### To be done:
Where the string "city" occurs in the material below, report the whole line.

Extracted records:
════════════════
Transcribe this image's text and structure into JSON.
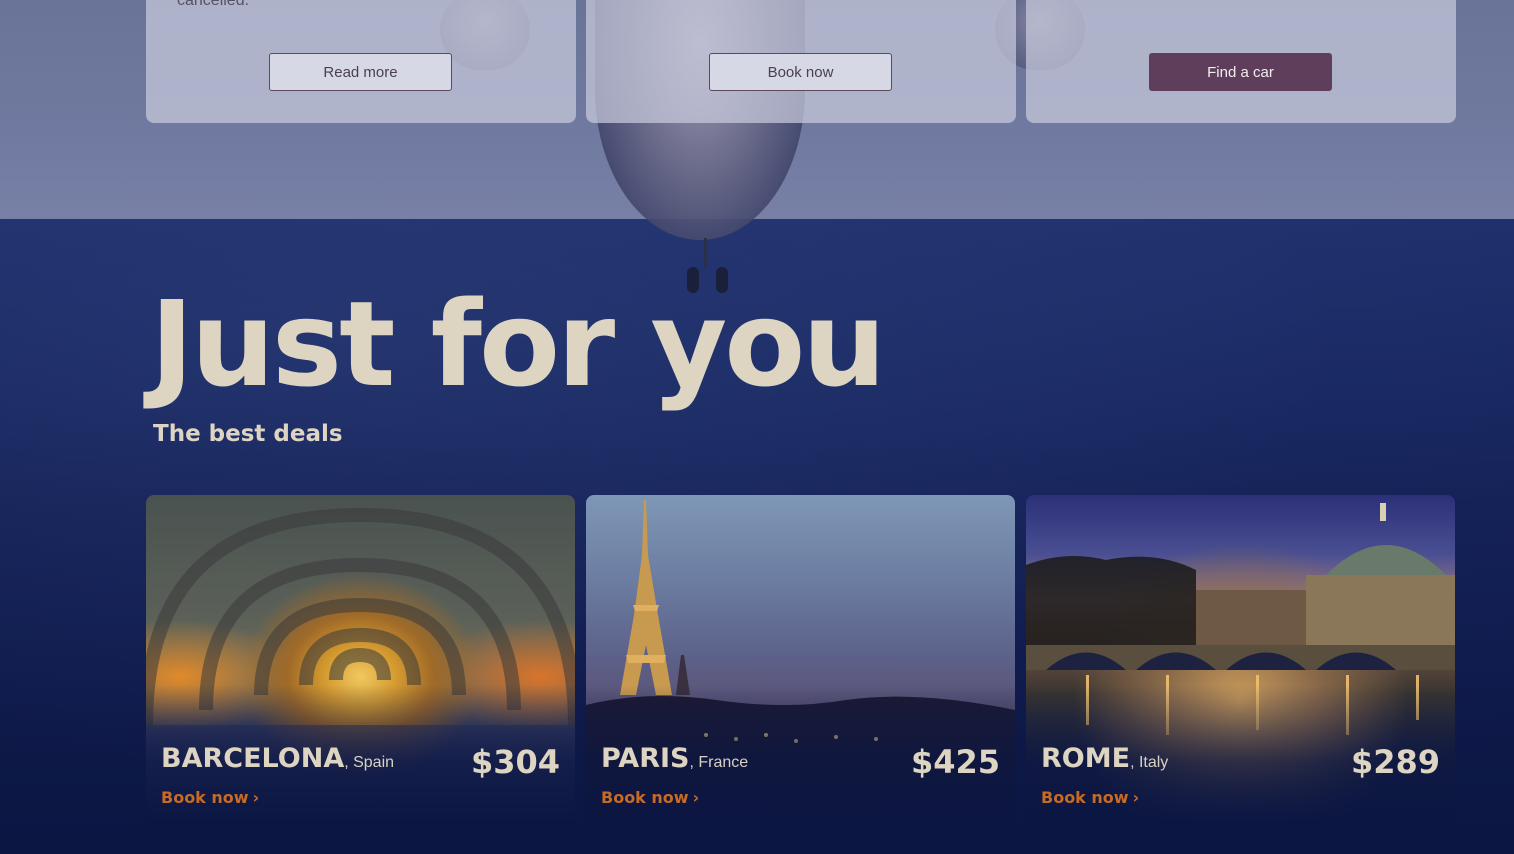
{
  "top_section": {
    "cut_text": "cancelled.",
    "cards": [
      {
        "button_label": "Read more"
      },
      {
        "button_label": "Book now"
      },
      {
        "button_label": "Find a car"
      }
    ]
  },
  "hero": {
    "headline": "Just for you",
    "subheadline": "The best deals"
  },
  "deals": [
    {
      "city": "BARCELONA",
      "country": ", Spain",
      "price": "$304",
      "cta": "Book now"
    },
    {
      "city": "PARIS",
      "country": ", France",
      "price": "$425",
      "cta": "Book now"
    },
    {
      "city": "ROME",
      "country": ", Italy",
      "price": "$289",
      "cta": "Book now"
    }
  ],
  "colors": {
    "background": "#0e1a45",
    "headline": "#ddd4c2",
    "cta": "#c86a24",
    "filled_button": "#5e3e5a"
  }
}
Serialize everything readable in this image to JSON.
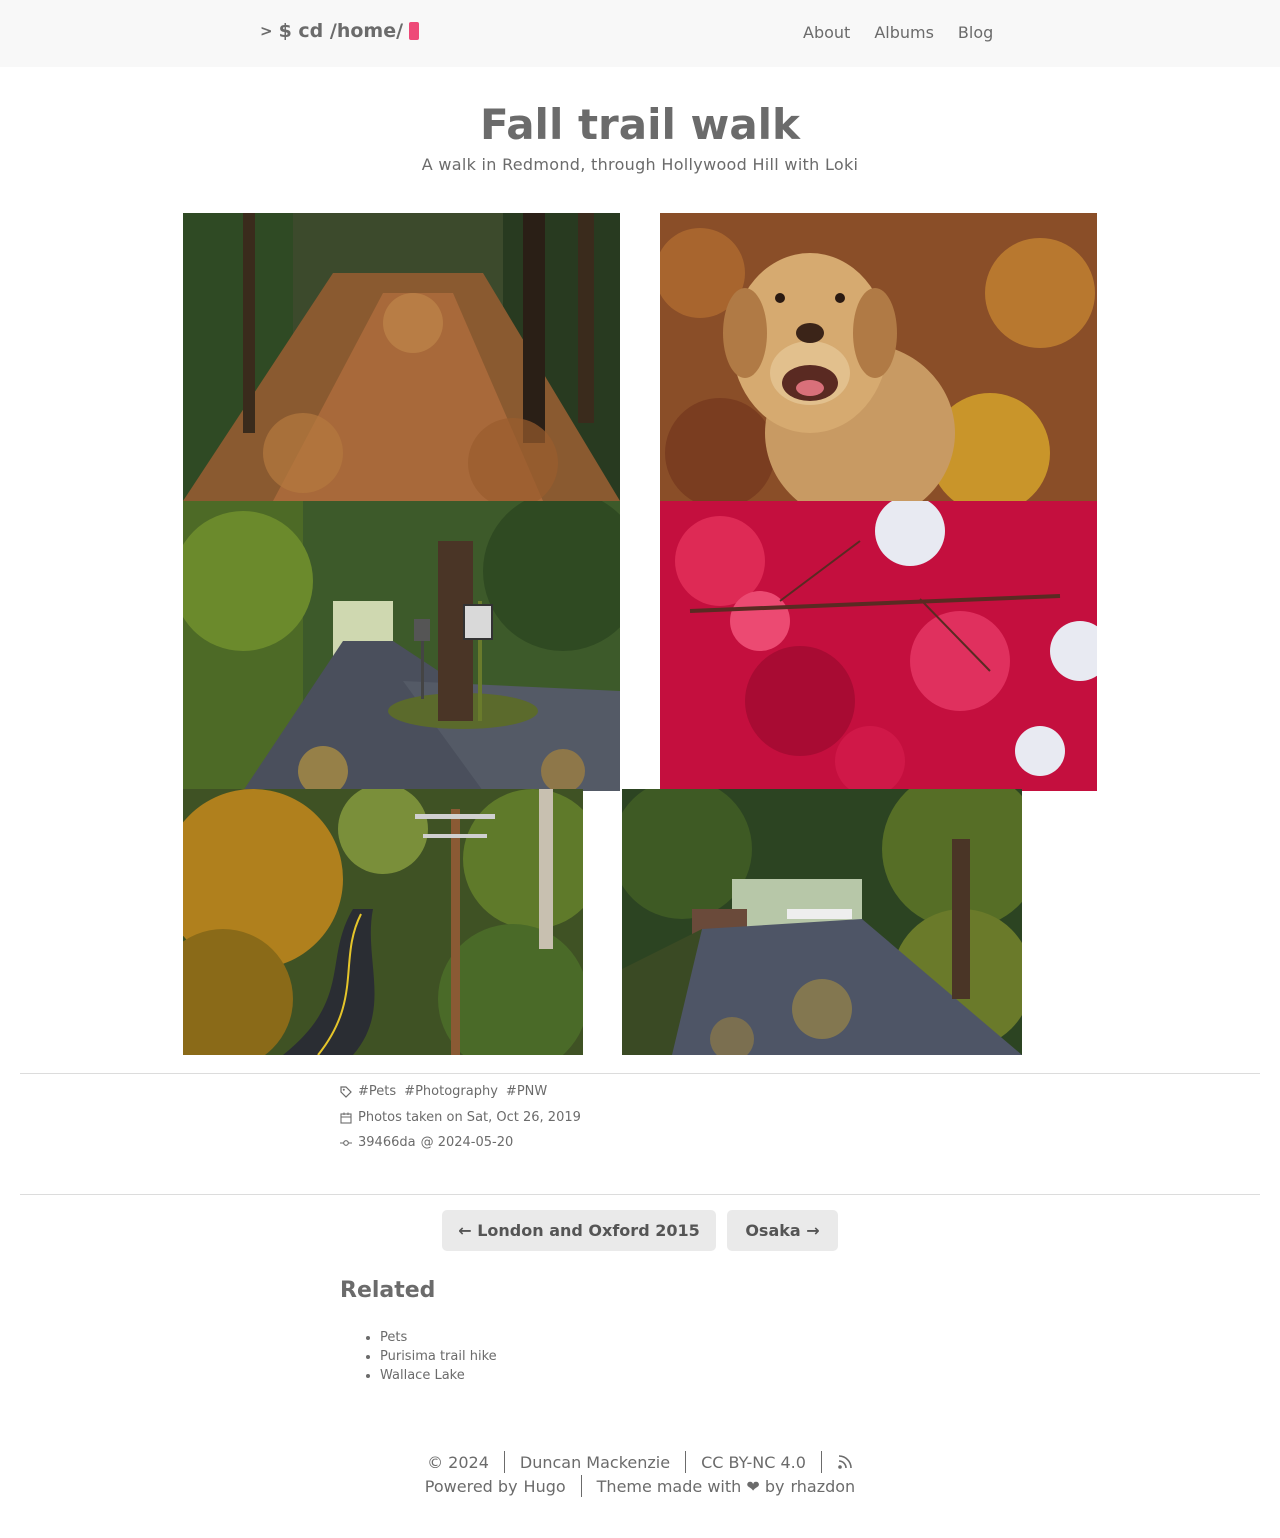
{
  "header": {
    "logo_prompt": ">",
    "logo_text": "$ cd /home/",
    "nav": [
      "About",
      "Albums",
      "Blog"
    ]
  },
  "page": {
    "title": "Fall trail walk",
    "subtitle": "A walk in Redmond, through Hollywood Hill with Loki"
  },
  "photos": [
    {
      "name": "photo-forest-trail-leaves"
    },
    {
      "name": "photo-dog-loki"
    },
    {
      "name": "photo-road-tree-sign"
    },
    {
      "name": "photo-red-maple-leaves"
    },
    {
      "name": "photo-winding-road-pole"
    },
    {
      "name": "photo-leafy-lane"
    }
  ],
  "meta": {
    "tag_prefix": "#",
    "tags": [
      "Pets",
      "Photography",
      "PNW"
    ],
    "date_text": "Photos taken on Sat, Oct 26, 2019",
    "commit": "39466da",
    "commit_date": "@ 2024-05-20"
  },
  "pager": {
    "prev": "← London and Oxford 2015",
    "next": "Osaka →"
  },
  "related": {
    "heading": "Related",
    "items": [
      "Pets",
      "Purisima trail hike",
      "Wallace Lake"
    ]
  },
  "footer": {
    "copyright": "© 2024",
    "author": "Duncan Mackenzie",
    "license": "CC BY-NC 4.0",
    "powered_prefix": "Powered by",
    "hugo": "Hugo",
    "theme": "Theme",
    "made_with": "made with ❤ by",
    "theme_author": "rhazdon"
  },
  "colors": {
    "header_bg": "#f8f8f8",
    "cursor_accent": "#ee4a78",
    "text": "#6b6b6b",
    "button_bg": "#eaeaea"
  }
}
════════════════
### Written response:
      "city": "BARCELONA",
      "city": "PARIS",
      "city": "ROME",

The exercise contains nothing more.